_What the exercise asks:_
Write out every entry exactly as it appears.

↓

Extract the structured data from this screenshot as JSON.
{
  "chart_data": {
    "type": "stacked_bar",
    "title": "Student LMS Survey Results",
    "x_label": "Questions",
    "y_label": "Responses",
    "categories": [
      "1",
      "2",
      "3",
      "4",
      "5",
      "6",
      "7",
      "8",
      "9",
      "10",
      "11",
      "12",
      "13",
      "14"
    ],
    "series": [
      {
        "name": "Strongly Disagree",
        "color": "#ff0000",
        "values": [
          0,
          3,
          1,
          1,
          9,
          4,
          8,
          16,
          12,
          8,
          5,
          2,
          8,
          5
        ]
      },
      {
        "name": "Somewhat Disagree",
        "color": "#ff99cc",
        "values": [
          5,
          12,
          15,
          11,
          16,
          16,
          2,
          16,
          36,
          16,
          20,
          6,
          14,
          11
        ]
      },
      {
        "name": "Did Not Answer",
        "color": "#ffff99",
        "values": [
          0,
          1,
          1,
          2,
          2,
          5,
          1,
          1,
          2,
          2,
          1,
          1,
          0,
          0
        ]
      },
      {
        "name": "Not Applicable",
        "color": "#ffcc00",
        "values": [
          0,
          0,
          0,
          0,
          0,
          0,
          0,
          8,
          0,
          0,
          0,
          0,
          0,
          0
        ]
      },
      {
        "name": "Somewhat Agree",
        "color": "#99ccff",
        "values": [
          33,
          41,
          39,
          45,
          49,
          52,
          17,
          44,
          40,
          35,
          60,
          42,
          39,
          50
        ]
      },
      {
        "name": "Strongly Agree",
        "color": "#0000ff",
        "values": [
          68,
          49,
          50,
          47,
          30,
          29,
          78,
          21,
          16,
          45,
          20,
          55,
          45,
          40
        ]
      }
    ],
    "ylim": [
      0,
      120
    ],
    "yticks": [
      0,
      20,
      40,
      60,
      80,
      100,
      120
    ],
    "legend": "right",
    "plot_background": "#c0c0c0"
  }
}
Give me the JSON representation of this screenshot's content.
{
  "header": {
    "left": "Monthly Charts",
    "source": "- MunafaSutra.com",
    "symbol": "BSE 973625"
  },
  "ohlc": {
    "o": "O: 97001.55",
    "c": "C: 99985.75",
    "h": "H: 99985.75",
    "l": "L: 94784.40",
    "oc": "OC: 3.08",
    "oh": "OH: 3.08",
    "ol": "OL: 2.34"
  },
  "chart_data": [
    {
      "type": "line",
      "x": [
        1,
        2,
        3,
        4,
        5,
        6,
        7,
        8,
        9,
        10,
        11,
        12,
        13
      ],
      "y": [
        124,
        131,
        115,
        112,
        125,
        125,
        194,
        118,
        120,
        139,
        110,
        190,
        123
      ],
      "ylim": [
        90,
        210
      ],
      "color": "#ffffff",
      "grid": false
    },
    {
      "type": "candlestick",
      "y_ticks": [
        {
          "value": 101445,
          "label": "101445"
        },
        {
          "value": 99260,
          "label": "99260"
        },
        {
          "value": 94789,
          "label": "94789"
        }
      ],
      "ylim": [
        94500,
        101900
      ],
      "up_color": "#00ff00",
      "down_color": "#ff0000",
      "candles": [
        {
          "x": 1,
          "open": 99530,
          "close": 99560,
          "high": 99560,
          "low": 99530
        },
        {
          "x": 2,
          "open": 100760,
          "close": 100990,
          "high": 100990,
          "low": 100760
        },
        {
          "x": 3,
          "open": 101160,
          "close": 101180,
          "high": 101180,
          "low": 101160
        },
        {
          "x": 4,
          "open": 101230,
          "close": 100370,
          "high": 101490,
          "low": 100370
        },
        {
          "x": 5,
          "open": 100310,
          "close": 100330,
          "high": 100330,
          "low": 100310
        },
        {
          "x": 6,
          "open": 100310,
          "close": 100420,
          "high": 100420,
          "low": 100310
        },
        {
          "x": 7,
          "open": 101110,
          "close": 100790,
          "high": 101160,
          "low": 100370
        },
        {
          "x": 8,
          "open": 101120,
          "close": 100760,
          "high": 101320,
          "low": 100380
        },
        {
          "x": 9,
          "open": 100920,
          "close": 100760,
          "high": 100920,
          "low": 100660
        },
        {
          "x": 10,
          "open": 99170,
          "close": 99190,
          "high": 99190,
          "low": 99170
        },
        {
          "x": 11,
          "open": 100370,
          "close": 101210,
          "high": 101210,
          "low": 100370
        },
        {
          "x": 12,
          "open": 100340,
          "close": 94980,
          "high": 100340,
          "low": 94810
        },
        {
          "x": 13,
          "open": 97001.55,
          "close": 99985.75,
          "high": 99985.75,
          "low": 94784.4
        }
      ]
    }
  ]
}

↑

_Task result:_
Extract the structured data from this screenshot as JSON.
{
  "chart_data": {
    "type": "stacked_bar",
    "title": "Student LMS Survey Results",
    "x_label": "Questions",
    "y_label": "Responses",
    "categories": [
      "1",
      "2",
      "3",
      "4",
      "5",
      "6",
      "7",
      "8",
      "9",
      "10",
      "11",
      "12",
      "13",
      "14"
    ],
    "series": [
      {
        "name": "Strongly Disagree",
        "color": "#ff0000",
        "values": [
          0,
          3,
          1,
          1,
          9,
          4,
          8,
          16,
          12,
          8,
          5,
          2,
          8,
          5
        ]
      },
      {
        "name": "Somewhat Disagree",
        "color": "#ff99cc",
        "values": [
          5,
          12,
          15,
          11,
          16,
          16,
          2,
          16,
          36,
          16,
          20,
          6,
          14,
          11
        ]
      },
      {
        "name": "Did Not Answer",
        "color": "#ffff99",
        "values": [
          0,
          1,
          1,
          2,
          2,
          5,
          1,
          1,
          2,
          2,
          1,
          1,
          0,
          0
        ]
      },
      {
        "name": "Not Applicable",
        "color": "#ffcc00",
        "values": [
          0,
          0,
          0,
          0,
          0,
          0,
          0,
          8,
          0,
          0,
          0,
          0,
          0,
          0
        ]
      },
      {
        "name": "Somewhat Agree",
        "color": "#99ccff",
        "values": [
          33,
          41,
          39,
          45,
          49,
          52,
          17,
          44,
          40,
          35,
          60,
          42,
          39,
          50
        ]
      },
      {
        "name": "Strongly Agree",
        "color": "#0000ff",
        "values": [
          68,
          49,
          50,
          47,
          30,
          29,
          78,
          21,
          16,
          45,
          20,
          55,
          45,
          40
        ]
      }
    ],
    "ylim": [
      0,
      120
    ],
    "yticks": [
      0,
      20,
      40,
      60,
      80,
      100,
      120
    ],
    "legend": "right",
    "plot_background": "#c0c0c0"
  }
}
Give me the JSON representation of this screenshot's content.
{
  "header": {
    "left": "Monthly Charts",
    "source": "- MunafaSutra.com",
    "symbol": "BSE 973625"
  },
  "ohlc": {
    "o": "O: 97001.55",
    "c": "C: 99985.75",
    "h": "H: 99985.75",
    "l": "L: 94784.40",
    "oc": "OC: 3.08",
    "oh": "OH: 3.08",
    "ol": "OL: 2.34"
  },
  "chart_data": [
    {
      "type": "line",
      "x": [
        1,
        2,
        3,
        4,
        5,
        6,
        7,
        8,
        9,
        10,
        11,
        12,
        13
      ],
      "y": [
        124,
        131,
        115,
        112,
        125,
        125,
        194,
        118,
        120,
        139,
        110,
        190,
        123
      ],
      "ylim": [
        90,
        210
      ],
      "color": "#ffffff",
      "grid": false
    },
    {
      "type": "candlestick",
      "y_ticks": [
        {
          "value": 101445,
          "label": "101445"
        },
        {
          "value": 99260,
          "label": "99260"
        },
        {
          "value": 94789,
          "label": "94789"
        }
      ],
      "ylim": [
        94500,
        101900
      ],
      "up_color": "#00ff00",
      "down_color": "#ff0000",
      "candles": [
        {
          "x": 1,
          "open": 99530,
          "close": 99560,
          "high": 99560,
          "low": 99530
        },
        {
          "x": 2,
          "open": 100760,
          "close": 100990,
          "high": 100990,
          "low": 100760
        },
        {
          "x": 3,
          "open": 101160,
          "close": 101180,
          "high": 101180,
          "low": 101160
        },
        {
          "x": 4,
          "open": 101230,
          "close": 100370,
          "high": 101490,
          "low": 100370
        },
        {
          "x": 5,
          "open": 100310,
          "close": 100330,
          "high": 100330,
          "low": 100310
        },
        {
          "x": 6,
          "open": 100310,
          "close": 100420,
          "high": 100420,
          "low": 100310
        },
        {
          "x": 7,
          "open": 101110,
          "close": 100790,
          "high": 101160,
          "low": 100370
        },
        {
          "x": 8,
          "open": 101120,
          "close": 100760,
          "high": 101320,
          "low": 100380
        },
        {
          "x": 9,
          "open": 100920,
          "close": 100760,
          "high": 100920,
          "low": 100660
        },
        {
          "x": 10,
          "open": 99170,
          "close": 99190,
          "high": 99190,
          "low": 99170
        },
        {
          "x": 11,
          "open": 100370,
          "close": 101210,
          "high": 101210,
          "low": 100370
        },
        {
          "x": 12,
          "open": 100340,
          "close": 94980,
          "high": 100340,
          "low": 94810
        },
        {
          "x": 13,
          "open": 97001.55,
          "close": 99985.75,
          "high": 99985.75,
          "low": 94784.4
        }
      ]
    }
  ]
}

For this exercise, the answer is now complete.